### PASSAGE
Thursday, May 27, 2010

Sex and the City 2: Adventures in Failure

Let's be honest. When they announced a sequel to the first Sex movie was in the works more than a few of you had some reservations. Sequels are usually terrible and slightly diminish the appeal of the first one that maybe you actually liked. Call me crazy, but there's something about taking a good thing and just raking it over the coals to capitalize on its prior success that just doesn't work.
This is what happened with Sex2.
I'll preface this review by saying that I love the series AND the first movie. I own the pink collector box set of all the seasons, I'm a Samantha, whateverdon'tjudgeme. But I was not at all excited for this movie, least of all when I saw the revoltingly airbrushed posters and anti-climactic trailer. I knew this would be bad, so I went in with not a single expectation to avoid disappointment.
Yet somehow I was still let down.
I won't go into a full break down of the film, I do not have the patience to relive it. But a few key points beg addressing:
1) WHY DID STANFORD MARRY ANTHONY WHEN THEY ALWAYS HATED EACH OTHER.
This makes no sense to me (and if you weren't a fan of the series.... skip this, you won't know what I'm talking about); remember when they were first set up together and it was so bad they didn't speak for like the next 3 seasons? Remember how Stanford always called Anthony 'that bitchy queen' and Anthony called him fat? This seemed to me a very sad, thrown-together union that Michael Patrick King came up with because there weren't any other minor characters to force into marriage/excessive pageantry. We have no one else... oh hey, wait there's two gay characters LET'S DO A GAY WEDDING!!! Even though it contradicts basically everything except in the first movie when they're randomly friends!! This upset me, a lot.

### AIM
Decide whether each statement agrees with the review, answering yes or no and quoting the review's deciding words: 1. The writer owns a box set of all the seasons. 2. The trailer made the writer excited for the movie. 3. The writer intends to give a full breakdown of the film. The material that comes next has no connection to the review.

### PROVIDED DATA
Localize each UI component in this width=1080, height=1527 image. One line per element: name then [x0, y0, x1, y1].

### TASK RESPONSE
1. Yes: "I own the pink collector box set of all the seasons"
2. No: "I was not at all excited for this movie, least of all when I saw the revoltingly airbrushed posters and anti-climactic trailer"
3. No: "I won't go into a full break down of the film"